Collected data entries
= = = = = = =
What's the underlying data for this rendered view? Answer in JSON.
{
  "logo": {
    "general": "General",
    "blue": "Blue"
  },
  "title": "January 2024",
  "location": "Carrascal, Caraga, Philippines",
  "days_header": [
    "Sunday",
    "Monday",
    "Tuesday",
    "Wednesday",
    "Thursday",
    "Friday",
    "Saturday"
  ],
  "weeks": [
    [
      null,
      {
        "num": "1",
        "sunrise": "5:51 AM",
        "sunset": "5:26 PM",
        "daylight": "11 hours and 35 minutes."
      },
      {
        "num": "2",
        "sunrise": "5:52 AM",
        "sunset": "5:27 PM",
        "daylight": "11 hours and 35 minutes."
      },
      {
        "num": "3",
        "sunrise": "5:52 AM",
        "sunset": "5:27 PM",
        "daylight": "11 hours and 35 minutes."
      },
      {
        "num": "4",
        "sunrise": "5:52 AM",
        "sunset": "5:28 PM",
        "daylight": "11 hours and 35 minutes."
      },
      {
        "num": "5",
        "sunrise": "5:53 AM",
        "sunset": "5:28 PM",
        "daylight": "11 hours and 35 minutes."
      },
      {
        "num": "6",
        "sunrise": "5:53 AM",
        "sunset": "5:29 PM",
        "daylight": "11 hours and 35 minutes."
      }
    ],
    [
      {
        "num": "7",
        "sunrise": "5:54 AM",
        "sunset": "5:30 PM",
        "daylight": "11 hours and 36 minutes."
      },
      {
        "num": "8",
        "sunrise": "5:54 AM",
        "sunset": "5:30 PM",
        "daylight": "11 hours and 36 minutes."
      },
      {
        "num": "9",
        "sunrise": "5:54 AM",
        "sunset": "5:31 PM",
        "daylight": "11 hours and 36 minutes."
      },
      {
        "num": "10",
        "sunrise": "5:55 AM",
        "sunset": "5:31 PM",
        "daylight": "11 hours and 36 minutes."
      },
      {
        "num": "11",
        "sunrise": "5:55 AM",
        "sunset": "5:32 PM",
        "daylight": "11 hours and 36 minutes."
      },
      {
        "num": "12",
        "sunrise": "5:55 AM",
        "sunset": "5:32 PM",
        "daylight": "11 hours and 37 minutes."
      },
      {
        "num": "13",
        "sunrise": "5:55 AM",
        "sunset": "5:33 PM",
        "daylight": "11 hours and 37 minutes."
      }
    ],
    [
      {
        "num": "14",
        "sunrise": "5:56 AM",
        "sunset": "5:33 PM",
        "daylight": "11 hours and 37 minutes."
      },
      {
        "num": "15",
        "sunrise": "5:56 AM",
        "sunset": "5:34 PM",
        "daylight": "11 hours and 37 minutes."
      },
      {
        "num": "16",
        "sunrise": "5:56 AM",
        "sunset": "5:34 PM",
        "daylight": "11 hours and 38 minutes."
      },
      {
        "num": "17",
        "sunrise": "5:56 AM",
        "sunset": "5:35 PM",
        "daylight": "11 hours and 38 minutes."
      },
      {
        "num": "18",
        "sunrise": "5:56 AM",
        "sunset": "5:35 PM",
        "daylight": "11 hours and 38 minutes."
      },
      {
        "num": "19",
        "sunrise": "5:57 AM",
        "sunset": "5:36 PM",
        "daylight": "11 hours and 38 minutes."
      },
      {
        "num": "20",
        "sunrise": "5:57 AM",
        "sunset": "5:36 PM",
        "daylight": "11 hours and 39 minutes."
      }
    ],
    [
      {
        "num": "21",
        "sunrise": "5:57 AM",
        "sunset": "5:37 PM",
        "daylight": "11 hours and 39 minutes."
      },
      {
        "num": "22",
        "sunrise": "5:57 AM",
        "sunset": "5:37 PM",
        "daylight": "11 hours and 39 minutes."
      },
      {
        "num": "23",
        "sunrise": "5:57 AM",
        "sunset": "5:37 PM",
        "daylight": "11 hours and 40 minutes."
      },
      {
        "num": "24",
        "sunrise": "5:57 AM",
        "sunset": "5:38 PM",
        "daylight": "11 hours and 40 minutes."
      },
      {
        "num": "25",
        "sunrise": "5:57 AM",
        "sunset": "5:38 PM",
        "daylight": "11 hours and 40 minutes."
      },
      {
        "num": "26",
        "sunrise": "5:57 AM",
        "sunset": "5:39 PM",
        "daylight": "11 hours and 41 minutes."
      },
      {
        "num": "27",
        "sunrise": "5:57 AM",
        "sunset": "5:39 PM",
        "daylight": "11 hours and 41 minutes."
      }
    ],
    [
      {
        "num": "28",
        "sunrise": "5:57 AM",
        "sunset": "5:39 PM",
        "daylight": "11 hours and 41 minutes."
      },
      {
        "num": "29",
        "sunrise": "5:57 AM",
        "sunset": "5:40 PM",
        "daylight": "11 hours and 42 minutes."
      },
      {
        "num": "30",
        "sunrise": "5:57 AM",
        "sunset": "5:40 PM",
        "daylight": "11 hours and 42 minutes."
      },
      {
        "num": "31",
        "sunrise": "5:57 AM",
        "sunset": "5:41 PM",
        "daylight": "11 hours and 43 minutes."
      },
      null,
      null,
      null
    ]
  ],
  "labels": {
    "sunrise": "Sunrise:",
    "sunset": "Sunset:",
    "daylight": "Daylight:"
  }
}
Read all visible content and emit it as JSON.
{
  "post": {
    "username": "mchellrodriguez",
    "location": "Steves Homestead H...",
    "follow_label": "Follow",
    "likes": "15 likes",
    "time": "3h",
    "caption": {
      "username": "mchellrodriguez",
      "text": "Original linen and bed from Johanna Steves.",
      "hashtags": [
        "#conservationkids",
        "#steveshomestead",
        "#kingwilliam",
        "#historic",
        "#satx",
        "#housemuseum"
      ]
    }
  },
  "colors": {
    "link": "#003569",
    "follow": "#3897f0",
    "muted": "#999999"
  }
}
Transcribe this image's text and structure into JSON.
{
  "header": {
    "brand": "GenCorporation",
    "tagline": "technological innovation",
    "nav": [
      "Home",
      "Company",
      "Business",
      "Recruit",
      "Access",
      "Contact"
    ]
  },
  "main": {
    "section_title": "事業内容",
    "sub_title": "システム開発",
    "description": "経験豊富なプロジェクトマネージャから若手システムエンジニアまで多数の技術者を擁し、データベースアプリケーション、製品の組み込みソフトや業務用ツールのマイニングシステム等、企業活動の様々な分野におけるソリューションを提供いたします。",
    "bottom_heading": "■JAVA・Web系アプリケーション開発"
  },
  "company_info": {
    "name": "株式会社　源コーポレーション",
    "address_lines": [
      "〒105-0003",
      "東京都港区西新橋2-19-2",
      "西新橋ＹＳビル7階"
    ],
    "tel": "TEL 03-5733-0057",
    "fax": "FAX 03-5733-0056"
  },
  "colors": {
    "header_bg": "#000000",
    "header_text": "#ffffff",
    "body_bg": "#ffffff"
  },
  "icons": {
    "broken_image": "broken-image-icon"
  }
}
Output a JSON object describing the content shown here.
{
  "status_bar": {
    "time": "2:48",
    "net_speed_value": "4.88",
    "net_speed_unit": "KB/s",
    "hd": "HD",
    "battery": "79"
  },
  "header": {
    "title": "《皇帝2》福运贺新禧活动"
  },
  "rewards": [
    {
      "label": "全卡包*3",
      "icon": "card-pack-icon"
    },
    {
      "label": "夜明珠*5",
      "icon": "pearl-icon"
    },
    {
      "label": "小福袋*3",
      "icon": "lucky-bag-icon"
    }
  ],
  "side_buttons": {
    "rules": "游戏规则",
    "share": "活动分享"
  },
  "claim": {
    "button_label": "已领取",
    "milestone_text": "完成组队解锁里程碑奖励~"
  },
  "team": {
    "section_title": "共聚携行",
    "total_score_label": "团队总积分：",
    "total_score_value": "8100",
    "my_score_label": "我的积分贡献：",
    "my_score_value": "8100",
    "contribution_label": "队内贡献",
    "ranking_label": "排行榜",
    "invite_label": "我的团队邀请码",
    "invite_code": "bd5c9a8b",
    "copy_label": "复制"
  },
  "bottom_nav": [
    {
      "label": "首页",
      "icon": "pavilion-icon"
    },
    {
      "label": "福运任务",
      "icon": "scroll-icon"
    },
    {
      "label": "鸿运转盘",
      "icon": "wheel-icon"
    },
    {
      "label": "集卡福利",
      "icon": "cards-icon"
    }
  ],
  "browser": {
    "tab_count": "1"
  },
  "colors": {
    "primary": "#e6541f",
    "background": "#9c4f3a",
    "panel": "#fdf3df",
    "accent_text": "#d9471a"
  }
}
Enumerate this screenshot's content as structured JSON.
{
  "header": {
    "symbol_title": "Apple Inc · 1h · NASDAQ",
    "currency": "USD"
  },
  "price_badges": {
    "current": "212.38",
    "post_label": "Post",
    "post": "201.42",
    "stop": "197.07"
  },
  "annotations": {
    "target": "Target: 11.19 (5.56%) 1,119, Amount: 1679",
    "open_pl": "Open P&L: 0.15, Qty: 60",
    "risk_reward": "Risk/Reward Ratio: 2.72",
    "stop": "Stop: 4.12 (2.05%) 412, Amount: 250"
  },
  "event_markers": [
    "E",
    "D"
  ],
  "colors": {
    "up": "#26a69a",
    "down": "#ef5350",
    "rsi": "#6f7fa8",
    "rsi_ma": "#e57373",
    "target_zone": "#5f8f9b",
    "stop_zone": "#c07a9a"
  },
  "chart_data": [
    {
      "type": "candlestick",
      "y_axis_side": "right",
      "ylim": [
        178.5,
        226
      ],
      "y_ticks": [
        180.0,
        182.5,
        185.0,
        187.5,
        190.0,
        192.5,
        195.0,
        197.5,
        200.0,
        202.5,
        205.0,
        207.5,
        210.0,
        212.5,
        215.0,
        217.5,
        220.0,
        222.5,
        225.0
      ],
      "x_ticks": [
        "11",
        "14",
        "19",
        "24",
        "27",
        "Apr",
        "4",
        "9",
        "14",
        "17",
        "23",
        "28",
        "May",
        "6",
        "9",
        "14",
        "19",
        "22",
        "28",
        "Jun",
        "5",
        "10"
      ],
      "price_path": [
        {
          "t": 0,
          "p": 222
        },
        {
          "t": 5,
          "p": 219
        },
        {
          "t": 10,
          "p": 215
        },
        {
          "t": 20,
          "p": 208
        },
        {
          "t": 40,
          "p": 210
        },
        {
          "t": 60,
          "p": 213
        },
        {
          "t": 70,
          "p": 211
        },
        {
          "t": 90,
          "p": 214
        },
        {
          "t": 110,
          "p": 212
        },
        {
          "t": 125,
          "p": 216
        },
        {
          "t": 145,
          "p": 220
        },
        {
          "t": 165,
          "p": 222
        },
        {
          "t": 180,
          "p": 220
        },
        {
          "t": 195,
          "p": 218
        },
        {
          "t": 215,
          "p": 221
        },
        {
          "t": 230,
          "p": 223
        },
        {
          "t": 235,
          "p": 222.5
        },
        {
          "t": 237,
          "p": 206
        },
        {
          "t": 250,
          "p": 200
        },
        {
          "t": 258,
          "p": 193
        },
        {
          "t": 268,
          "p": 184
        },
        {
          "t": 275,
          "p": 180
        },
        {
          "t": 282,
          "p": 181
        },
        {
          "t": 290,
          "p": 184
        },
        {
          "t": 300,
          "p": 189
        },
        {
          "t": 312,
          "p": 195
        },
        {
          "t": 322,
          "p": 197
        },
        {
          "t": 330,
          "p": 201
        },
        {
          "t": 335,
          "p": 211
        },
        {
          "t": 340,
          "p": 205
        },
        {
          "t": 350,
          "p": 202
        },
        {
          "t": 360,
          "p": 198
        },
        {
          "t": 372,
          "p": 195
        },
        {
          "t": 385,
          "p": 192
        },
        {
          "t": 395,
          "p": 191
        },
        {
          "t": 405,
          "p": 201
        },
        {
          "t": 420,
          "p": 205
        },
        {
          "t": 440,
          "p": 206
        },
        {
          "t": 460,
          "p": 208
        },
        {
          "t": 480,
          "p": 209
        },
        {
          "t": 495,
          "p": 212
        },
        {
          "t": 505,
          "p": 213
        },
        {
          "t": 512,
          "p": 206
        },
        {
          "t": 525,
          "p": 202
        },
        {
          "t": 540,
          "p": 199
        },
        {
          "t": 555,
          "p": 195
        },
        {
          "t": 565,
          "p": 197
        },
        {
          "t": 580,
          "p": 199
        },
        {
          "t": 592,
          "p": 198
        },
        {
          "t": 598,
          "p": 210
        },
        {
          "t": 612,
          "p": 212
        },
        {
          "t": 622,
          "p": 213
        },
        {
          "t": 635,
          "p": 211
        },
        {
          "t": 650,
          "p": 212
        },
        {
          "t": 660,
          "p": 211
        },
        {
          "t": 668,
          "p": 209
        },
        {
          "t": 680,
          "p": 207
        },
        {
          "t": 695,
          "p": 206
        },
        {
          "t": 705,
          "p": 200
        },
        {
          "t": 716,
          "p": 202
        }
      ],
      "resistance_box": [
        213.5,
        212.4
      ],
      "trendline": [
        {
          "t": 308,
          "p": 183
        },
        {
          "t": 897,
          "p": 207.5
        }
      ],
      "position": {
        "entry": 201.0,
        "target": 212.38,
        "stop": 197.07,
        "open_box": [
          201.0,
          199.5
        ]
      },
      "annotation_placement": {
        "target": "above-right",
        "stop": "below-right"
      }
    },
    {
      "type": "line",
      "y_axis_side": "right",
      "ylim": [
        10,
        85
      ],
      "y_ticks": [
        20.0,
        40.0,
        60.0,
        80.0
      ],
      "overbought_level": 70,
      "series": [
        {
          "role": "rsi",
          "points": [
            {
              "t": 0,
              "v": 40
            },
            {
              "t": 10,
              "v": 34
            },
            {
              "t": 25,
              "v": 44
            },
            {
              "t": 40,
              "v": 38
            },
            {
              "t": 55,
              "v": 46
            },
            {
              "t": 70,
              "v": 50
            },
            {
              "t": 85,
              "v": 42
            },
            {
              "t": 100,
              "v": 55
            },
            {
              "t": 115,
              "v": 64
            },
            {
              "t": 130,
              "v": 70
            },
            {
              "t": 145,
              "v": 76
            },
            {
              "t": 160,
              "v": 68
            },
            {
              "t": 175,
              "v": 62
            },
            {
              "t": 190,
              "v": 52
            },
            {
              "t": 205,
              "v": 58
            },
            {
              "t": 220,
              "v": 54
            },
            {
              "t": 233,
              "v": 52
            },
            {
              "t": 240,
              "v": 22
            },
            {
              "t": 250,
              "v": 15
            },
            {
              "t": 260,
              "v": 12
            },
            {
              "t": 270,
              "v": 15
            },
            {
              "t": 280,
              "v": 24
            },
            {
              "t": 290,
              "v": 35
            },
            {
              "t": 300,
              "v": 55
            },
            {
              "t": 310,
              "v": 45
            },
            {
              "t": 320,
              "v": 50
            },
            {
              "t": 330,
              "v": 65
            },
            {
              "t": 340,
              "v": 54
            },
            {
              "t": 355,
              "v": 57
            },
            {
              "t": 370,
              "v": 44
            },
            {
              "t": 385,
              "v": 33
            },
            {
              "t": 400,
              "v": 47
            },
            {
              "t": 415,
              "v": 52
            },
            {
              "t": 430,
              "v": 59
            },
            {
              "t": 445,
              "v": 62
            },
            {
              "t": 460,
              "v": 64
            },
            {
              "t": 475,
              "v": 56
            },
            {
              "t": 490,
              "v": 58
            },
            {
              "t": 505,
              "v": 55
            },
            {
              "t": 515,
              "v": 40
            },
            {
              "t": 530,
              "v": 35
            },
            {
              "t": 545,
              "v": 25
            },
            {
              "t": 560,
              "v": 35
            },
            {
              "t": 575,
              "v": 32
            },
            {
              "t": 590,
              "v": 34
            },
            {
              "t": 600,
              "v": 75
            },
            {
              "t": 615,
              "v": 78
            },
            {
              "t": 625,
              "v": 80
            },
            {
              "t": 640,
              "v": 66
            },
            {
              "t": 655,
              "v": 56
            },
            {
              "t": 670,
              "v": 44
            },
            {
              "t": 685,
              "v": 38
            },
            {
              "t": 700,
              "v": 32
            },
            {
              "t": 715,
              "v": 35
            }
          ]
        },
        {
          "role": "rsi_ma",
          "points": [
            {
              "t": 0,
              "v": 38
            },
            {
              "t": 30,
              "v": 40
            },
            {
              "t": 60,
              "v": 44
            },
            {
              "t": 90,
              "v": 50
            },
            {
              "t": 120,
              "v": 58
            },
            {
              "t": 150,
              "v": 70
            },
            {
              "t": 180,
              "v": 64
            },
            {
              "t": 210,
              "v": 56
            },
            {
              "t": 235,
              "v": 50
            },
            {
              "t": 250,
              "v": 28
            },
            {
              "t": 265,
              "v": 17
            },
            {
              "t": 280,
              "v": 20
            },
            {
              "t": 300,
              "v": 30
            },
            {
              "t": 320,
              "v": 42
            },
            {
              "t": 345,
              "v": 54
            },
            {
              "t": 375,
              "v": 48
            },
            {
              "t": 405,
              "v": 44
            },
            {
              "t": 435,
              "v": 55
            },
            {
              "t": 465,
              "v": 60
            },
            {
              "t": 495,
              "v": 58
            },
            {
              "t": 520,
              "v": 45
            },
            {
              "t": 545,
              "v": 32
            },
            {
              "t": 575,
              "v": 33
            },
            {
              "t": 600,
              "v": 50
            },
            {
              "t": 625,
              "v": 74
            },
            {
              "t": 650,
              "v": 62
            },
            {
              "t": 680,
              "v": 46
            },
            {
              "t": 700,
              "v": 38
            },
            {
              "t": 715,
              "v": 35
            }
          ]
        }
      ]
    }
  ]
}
= = = = = = =
DO THIS
Exactly how many lines of the material contain the word "image"? Write the number alone.

SOLUTION FOR THIS PROBLEM
2